The request: Format every line of the material below as a JSON list of strings, one string per line, leaving out any blank lines.

Given information:
______
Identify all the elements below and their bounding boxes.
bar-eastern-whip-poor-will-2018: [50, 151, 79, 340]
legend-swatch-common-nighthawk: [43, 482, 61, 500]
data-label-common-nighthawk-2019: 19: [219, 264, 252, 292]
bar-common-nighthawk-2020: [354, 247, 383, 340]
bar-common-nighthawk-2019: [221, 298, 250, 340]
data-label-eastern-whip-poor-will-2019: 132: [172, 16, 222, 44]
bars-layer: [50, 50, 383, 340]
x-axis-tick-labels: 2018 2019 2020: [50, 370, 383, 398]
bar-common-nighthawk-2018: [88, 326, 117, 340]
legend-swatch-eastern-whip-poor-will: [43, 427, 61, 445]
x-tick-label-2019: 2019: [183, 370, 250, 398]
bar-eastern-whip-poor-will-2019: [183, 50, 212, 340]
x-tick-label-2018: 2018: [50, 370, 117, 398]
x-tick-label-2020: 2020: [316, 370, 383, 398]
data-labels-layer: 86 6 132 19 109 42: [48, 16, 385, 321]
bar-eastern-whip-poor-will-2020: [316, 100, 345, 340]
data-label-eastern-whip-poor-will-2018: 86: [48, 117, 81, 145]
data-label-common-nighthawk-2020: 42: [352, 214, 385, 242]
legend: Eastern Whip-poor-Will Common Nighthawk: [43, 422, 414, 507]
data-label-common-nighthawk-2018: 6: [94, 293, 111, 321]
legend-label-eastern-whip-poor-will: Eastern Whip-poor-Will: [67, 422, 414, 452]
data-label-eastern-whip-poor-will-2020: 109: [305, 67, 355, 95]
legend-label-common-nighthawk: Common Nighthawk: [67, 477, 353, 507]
______
Task result:
[
  "Identify all the elements below and their bounding boxes.",
  "bar-eastern-whip-poor-will-2018: [50, 151, 79, 340]",
  "legend-swatch-common-nighthawk: [43, 482, 61, 500]",
  "data-label-common-nighthawk-2019: 19: [219, 264, 252, 292]",
  "bar-common-nighthawk-2020: [354, 247, 383, 340]",
  "bar-common-nighthawk-2019: [221, 298, 250, 340]",
  "data-label-eastern-whip-poor-will-2019: 132: [172, 16, 222, 44]",
  "bars-layer: [50, 50, 383, 340]",
  "x-axis-tick-labels: 2018 2019 2020: [50, 370, 383, 398]",
  "bar-common-nighthawk-2018: [88, 326, 117, 340]",
  "legend-swatch-eastern-whip-poor-will: [43, 427, 61, 445]",
  "x-tick-label-2019: 2019: [183, 370, 250, 398]",
  "bar-eastern-whip-poor-will-2019: [183, 50, 212, 340]",
  "x-tick-label-2018: 2018: [50, 370, 117, 398]",
  "x-tick-label-2020: 2020: [316, 370, 383, 398]",
  "data-labels-layer: 86 6 132 19 109 42: [48, 16, 385, 321]",
  "bar-eastern-whip-poor-will-2020: [316, 100, 345, 340]",
  "data-label-eastern-whip-poor-will-2018: 86: [48, 117, 81, 145]",
  "data-label-common-nighthawk-2020: 42: [352, 214, 385, 242]",
  "legend: Eastern Whip-poor-Will Common Nighthawk: [43, 422, 414, 507]",
  "data-label-common-nighthawk-2018: 6: [94, 293, 111, 321]",
  "legend-label-eastern-whip-poor-will: Eastern Whip-poor-Will: [67, 422, 414, 452]",
  "data-label-eastern-whip-poor-will-2020: 109: [305, 67, 355, 95]",
  "legend-label-common-nighthawk: Common Nighthawk: [67, 477, 353, 507]"
]